**RECORDS FOR THIS TASK:**

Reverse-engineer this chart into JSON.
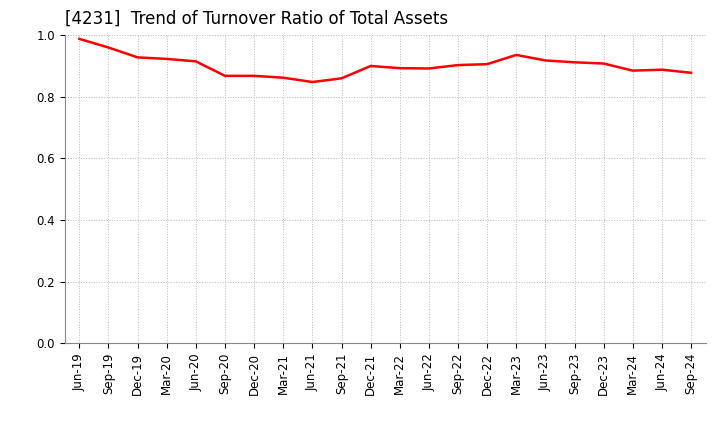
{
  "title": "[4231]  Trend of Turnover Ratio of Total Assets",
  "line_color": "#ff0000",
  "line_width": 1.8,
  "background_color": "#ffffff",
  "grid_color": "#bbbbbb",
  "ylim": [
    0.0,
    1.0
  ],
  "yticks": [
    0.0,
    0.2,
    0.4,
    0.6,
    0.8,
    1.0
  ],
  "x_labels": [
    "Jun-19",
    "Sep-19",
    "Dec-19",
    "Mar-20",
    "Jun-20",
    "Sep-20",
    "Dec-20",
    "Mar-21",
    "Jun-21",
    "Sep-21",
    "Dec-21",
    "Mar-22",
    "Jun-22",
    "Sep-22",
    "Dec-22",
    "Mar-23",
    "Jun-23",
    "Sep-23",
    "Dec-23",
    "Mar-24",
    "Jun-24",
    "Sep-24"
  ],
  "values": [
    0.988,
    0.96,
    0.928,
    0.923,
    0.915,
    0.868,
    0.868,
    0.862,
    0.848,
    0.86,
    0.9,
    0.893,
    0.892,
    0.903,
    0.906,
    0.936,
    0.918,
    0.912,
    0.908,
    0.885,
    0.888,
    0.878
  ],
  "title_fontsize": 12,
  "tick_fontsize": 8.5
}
* * *
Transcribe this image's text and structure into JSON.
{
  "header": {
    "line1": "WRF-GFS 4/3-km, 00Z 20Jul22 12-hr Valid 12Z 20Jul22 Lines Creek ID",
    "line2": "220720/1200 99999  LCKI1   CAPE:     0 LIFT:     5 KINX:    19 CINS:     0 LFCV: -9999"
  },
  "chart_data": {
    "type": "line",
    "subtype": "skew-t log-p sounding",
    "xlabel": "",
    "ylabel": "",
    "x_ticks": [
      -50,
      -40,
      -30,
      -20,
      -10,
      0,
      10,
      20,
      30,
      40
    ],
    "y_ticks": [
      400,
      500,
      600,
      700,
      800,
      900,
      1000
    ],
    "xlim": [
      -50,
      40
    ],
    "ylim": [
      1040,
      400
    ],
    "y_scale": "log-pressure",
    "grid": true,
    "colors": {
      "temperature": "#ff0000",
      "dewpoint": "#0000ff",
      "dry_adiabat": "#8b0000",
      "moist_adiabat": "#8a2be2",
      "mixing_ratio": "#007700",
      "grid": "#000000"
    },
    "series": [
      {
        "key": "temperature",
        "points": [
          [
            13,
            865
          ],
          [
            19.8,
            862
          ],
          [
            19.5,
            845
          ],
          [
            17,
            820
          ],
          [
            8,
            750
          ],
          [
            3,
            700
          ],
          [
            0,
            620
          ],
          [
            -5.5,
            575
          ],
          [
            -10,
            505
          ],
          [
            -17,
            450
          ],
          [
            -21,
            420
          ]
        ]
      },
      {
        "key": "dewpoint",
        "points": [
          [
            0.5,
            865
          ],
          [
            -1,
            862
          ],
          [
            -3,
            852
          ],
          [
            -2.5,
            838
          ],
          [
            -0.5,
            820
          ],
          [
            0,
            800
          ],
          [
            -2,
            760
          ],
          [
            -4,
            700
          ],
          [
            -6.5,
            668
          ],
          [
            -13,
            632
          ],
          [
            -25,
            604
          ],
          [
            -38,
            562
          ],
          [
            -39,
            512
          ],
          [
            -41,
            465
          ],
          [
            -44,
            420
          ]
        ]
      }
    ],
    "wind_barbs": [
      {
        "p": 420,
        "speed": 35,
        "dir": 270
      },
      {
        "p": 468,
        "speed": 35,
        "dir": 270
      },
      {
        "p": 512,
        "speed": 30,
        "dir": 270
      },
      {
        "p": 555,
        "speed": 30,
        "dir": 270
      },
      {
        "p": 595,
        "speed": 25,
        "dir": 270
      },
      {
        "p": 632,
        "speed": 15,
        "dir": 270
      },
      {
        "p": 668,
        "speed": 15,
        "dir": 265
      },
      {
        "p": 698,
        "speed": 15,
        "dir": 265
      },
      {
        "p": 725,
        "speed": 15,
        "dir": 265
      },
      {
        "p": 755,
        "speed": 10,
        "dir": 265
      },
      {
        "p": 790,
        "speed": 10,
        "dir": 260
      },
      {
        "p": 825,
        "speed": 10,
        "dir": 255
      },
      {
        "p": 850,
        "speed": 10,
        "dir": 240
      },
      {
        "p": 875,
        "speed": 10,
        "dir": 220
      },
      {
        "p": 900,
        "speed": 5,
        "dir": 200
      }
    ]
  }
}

**YOUR TASK:**
Scan the listing above for the word "JSON" and show each line where it is found.

**EXERCISE OUTPUT:**
Reverse-engineer this chart into JSON.
Transcribe this image's text and structure into JSON.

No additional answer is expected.